### Data for the task
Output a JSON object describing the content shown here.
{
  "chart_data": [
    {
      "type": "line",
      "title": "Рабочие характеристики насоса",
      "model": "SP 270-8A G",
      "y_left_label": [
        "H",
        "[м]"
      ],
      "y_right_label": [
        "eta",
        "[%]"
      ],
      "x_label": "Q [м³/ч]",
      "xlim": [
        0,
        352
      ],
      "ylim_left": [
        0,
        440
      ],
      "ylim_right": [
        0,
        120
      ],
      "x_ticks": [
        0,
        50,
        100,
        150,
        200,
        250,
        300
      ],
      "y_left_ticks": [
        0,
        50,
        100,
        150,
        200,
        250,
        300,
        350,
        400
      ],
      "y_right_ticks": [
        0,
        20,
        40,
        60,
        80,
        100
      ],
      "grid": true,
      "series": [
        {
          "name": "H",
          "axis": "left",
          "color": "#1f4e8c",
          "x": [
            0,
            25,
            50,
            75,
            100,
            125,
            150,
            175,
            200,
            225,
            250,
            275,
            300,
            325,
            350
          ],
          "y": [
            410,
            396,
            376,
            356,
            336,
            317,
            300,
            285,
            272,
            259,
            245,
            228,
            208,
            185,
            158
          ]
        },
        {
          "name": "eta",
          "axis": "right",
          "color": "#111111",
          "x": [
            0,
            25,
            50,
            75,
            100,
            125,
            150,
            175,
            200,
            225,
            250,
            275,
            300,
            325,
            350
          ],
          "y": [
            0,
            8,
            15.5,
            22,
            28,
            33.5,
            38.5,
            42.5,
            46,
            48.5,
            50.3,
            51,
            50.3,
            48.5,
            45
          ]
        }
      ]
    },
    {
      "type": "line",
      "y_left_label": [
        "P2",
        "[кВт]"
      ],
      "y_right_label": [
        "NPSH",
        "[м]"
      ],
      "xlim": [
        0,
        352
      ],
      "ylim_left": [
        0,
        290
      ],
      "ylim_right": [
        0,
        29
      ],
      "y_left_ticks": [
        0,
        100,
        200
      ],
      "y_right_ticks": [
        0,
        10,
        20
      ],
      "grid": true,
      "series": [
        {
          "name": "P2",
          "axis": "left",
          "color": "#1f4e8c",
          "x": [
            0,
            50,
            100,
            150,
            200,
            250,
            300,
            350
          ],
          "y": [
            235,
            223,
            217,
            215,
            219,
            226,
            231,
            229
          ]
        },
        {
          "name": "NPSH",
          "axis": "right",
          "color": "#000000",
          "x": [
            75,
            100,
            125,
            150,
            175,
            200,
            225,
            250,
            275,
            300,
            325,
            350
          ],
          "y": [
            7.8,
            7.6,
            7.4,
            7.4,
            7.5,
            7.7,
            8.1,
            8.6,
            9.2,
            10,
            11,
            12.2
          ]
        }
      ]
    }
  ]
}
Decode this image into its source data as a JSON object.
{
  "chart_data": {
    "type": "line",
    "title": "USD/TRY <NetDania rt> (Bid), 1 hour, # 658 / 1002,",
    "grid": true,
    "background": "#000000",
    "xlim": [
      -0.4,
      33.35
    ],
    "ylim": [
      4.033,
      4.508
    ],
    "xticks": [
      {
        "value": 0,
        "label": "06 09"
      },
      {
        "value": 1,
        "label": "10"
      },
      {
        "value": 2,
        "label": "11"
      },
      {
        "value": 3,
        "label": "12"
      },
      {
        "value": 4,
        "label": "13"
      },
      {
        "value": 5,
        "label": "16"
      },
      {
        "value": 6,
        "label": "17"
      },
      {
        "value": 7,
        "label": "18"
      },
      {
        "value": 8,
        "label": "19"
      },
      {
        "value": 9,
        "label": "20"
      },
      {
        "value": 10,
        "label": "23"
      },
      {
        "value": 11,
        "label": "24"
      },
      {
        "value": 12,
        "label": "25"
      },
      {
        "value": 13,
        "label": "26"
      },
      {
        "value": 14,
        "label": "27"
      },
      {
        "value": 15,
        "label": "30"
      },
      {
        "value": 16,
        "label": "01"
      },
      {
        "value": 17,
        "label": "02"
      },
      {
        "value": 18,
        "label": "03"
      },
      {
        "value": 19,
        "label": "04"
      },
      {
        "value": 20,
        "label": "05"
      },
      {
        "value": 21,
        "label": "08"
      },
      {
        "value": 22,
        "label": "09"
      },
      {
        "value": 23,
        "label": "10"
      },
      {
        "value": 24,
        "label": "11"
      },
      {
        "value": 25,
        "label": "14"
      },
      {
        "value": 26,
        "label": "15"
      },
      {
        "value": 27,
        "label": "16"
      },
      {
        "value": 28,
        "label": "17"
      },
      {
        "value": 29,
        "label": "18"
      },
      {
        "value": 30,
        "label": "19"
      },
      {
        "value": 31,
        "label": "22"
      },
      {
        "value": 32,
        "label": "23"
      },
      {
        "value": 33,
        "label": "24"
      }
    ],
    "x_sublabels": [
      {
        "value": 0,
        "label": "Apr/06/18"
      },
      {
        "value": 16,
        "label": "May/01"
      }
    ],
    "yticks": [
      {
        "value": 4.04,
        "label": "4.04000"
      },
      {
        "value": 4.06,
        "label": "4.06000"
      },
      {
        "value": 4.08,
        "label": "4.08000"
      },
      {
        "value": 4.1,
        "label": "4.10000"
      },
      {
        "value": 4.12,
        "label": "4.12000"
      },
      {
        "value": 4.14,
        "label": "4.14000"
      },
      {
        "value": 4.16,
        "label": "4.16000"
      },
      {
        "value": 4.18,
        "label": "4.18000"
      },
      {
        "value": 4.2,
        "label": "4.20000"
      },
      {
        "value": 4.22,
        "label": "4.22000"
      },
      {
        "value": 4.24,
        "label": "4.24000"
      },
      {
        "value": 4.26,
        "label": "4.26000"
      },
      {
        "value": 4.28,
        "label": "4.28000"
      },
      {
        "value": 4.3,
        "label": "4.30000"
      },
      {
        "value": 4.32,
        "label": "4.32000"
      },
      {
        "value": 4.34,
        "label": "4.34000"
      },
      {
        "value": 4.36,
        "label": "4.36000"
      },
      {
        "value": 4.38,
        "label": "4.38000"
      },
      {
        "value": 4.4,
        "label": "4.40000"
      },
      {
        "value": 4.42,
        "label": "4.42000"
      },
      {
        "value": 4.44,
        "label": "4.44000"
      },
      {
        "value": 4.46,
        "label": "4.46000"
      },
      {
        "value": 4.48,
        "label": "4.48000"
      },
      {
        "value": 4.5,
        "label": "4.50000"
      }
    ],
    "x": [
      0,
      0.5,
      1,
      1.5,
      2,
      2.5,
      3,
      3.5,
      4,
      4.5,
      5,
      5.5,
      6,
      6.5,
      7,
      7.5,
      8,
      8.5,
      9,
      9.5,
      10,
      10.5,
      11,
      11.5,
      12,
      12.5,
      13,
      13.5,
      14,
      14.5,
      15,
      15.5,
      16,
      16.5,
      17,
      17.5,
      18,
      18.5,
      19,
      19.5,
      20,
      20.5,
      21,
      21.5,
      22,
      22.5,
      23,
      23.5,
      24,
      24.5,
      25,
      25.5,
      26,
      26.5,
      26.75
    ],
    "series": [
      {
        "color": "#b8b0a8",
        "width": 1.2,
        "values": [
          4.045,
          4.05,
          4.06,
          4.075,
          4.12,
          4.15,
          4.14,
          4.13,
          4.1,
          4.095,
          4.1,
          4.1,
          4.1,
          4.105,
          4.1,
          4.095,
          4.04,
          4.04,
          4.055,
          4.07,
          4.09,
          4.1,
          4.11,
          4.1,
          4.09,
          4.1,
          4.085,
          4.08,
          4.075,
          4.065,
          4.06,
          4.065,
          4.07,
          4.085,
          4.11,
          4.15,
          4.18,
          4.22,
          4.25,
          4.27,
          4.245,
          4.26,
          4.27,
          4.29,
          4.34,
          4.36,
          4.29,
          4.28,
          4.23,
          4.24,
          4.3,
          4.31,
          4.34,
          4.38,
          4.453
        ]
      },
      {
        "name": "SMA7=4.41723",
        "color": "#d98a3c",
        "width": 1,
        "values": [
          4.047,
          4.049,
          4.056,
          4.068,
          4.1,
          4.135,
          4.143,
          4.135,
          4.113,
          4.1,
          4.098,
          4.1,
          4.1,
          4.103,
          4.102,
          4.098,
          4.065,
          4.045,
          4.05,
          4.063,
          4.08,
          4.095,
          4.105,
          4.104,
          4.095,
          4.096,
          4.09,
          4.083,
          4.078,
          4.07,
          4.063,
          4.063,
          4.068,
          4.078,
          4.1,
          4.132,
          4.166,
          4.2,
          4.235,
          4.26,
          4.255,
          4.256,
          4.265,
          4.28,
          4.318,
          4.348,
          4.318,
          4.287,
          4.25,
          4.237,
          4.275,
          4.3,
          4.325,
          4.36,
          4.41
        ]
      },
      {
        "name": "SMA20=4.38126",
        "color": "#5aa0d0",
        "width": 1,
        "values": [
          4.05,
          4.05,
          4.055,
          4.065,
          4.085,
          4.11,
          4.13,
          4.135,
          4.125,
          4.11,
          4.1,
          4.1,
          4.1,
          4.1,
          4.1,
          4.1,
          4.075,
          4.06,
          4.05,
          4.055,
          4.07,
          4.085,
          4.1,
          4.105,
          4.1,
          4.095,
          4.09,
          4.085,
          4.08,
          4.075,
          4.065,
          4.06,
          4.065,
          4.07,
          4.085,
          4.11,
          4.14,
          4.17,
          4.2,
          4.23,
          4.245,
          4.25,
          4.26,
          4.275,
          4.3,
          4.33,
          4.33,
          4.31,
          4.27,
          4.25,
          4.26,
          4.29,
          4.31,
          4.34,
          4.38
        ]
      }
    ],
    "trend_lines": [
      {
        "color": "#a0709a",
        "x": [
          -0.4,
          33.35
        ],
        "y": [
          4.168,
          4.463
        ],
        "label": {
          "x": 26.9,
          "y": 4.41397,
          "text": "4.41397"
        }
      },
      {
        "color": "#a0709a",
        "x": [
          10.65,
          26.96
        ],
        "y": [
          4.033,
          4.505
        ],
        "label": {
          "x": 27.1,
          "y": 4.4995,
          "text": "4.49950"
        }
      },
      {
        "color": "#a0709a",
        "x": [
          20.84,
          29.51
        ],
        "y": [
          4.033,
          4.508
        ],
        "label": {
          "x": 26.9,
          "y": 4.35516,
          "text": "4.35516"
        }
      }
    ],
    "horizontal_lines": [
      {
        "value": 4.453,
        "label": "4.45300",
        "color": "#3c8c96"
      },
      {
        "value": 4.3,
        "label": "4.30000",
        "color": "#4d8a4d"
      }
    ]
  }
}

### Problem
How many lines in these entries hold the string "color"? Answer with the number alone.

### Solution for this task
12